## TASK STATEMENT
Can you give all the records again without altering a single character?

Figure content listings
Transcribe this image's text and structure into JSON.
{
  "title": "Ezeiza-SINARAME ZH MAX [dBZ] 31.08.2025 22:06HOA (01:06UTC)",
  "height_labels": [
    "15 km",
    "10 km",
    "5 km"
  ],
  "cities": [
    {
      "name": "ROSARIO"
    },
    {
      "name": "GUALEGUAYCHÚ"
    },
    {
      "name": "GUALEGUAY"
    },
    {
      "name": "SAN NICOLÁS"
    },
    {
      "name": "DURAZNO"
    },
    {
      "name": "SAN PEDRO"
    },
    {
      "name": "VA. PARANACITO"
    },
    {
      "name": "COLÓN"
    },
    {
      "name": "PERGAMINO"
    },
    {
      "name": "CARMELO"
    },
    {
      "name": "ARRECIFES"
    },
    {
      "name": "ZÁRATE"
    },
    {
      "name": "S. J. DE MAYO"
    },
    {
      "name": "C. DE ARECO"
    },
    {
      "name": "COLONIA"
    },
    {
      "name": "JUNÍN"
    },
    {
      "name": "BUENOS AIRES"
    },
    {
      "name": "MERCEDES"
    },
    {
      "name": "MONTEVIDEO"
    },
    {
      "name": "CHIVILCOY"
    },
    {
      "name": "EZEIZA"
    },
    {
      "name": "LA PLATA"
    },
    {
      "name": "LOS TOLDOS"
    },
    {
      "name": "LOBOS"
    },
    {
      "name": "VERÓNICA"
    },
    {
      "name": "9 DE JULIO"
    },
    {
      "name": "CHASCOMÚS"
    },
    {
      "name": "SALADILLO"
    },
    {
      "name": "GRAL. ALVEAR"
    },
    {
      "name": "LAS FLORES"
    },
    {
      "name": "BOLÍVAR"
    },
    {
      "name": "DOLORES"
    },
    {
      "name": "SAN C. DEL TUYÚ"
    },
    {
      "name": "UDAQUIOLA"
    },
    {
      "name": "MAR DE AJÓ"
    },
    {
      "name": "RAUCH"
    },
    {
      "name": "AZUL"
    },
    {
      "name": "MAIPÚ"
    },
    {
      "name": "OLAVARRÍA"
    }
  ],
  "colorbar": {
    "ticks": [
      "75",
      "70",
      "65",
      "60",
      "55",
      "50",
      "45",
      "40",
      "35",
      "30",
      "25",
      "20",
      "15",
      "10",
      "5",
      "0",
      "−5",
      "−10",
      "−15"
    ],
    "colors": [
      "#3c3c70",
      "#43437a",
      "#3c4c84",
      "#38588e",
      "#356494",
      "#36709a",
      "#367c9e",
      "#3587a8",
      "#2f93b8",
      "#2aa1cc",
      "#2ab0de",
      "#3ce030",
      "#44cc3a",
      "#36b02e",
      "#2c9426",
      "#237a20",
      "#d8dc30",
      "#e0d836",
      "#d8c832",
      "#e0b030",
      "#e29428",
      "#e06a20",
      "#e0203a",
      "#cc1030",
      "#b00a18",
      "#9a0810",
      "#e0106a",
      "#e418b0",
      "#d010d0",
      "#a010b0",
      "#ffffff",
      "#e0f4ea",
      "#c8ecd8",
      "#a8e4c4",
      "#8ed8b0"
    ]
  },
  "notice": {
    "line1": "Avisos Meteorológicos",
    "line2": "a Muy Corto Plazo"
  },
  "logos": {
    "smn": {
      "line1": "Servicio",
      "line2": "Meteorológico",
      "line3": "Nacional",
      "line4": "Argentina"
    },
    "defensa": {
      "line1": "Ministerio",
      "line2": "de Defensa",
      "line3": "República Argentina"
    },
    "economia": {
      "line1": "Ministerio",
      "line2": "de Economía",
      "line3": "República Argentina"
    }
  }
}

## ANSWER TO THE EXERCISE
Transcribe this image's text and structure into JSON.
{
  "title": "Ezeiza-SINARAME ZH MAX [dBZ] 31.08.2025 22:06HOA (01:06UTC)",
  "height_labels": [
    "15 km",
    "10 km",
    "5 km"
  ],
  "cities": [
    {
      "name": "ROSARIO"
    },
    {
      "name": "GUALEGUAYCHÚ"
    },
    {
      "name": "GUALEGUAY"
    },
    {
      "name": "SAN NICOLÁS"
    },
    {
      "name": "DURAZNO"
    },
    {
      "name": "SAN PEDRO"
    },
    {
      "name": "VA. PARANACITO"
    },
    {
      "name": "COLÓN"
    },
    {
      "name": "PERGAMINO"
    },
    {
      "name": "CARMELO"
    },
    {
      "name": "ARRECIFES"
    },
    {
      "name": "ZÁRATE"
    },
    {
      "name": "S. J. DE MAYO"
    },
    {
      "name": "C. DE ARECO"
    },
    {
      "name": "COLONIA"
    },
    {
      "name": "JUNÍN"
    },
    {
      "name": "BUENOS AIRES"
    },
    {
      "name": "MERCEDES"
    },
    {
      "name": "MONTEVIDEO"
    },
    {
      "name": "CHIVILCOY"
    },
    {
      "name": "EZEIZA"
    },
    {
      "name": "LA PLATA"
    },
    {
      "name": "LOS TOLDOS"
    },
    {
      "name": "LOBOS"
    },
    {
      "name": "VERÓNICA"
    },
    {
      "name": "9 DE JULIO"
    },
    {
      "name": "CHASCOMÚS"
    },
    {
      "name": "SALADILLO"
    },
    {
      "name": "GRAL. ALVEAR"
    },
    {
      "name": "LAS FLORES"
    },
    {
      "name": "BOLÍVAR"
    },
    {
      "name": "DOLORES"
    },
    {
      "name": "SAN C. DEL TUYÚ"
    },
    {
      "name": "UDAQUIOLA"
    },
    {
      "name": "MAR DE AJÓ"
    },
    {
      "name": "RAUCH"
    },
    {
      "name": "AZUL"
    },
    {
      "name": "MAIPÚ"
    },
    {
      "name": "OLAVARRÍA"
    }
  ],
  "colorbar": {
    "ticks": [
      "75",
      "70",
      "65",
      "60",
      "55",
      "50",
      "45",
      "40",
      "35",
      "30",
      "25",
      "20",
      "15",
      "10",
      "5",
      "0",
      "−5",
      "−10",
      "−15"
    ],
    "colors": [
      "#3c3c70",
      "#43437a",
      "#3c4c84",
      "#38588e",
      "#356494",
      "#36709a",
      "#367c9e",
      "#3587a8",
      "#2f93b8",
      "#2aa1cc",
      "#2ab0de",
      "#3ce030",
      "#44cc3a",
      "#36b02e",
      "#2c9426",
      "#237a20",
      "#d8dc30",
      "#e0d836",
      "#d8c832",
      "#e0b030",
      "#e29428",
      "#e06a20",
      "#e0203a",
      "#cc1030",
      "#b00a18",
      "#9a0810",
      "#e0106a",
      "#e418b0",
      "#d010d0",
      "#a010b0",
      "#ffffff",
      "#e0f4ea",
      "#c8ecd8",
      "#a8e4c4",
      "#8ed8b0"
    ]
  },
  "notice": {
    "line1": "Avisos Meteorológicos",
    "line2": "a Muy Corto Plazo"
  },
  "logos": {
    "smn": {
      "line1": "Servicio",
      "line2": "Meteorológico",
      "line3": "Nacional",
      "line4": "Argentina"
    },
    "defensa": {
      "line1": "Ministerio",
      "line2": "de Defensa",
      "line3": "República Argentina"
    },
    "economia": {
      "line1": "Ministerio",
      "line2": "de Economía",
      "line3": "República Argentina"
    }
  }
}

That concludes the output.